§ **DIRECTIONS**: Return all lines with the word "соглашения" in them.

[Records]
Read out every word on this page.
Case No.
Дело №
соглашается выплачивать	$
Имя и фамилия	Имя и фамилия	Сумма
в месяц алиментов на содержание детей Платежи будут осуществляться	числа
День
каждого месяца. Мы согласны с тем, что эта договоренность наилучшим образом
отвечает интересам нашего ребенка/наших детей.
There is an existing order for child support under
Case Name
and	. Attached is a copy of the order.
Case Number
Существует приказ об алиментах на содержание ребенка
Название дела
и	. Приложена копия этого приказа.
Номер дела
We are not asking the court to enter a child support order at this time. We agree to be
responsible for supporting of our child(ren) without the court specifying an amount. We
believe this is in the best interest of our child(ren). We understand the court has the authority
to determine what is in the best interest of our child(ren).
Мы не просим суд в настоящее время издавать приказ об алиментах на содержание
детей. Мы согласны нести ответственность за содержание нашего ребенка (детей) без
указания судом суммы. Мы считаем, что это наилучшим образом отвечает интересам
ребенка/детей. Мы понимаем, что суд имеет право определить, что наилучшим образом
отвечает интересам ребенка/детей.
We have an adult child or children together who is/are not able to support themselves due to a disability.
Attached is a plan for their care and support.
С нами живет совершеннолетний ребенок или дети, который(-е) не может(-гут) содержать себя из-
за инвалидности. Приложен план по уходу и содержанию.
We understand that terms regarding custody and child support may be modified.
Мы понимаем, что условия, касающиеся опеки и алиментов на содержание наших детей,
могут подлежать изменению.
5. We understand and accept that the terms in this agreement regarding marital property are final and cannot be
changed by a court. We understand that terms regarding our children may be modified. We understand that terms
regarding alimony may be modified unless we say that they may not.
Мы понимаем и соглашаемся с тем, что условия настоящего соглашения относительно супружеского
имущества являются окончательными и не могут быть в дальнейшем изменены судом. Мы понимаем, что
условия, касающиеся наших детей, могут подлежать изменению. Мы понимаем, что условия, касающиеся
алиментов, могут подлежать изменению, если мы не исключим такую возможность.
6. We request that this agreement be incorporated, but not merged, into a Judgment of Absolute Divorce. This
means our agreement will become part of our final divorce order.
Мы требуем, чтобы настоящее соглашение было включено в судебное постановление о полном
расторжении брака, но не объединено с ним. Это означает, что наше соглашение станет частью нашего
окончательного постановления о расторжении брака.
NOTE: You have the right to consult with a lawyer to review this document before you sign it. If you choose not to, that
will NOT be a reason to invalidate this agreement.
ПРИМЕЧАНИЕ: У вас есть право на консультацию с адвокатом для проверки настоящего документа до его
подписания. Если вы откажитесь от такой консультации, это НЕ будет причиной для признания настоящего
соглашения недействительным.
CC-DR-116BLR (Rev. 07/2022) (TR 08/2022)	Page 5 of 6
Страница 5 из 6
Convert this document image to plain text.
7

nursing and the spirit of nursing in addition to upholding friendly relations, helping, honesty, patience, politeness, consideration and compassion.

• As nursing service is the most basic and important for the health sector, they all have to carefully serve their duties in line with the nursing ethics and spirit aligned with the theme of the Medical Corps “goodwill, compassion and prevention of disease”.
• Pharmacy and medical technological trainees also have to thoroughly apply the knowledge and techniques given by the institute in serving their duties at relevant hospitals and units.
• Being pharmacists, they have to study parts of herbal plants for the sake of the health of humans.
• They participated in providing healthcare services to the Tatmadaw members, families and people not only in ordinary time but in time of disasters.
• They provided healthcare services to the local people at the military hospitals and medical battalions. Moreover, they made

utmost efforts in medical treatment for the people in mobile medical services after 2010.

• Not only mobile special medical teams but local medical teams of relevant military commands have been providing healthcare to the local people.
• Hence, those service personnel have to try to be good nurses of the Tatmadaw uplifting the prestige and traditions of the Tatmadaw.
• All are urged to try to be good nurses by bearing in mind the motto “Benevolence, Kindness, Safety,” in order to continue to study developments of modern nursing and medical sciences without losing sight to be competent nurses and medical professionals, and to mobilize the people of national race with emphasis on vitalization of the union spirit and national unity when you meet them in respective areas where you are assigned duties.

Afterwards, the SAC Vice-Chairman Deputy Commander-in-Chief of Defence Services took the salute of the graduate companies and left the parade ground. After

§ **SOLUTION TO THE PROBLEM**:
Мы понимаем и соглашаемся с тем, что условия настоящего соглашения относительно супружеского
соглашения недействительным.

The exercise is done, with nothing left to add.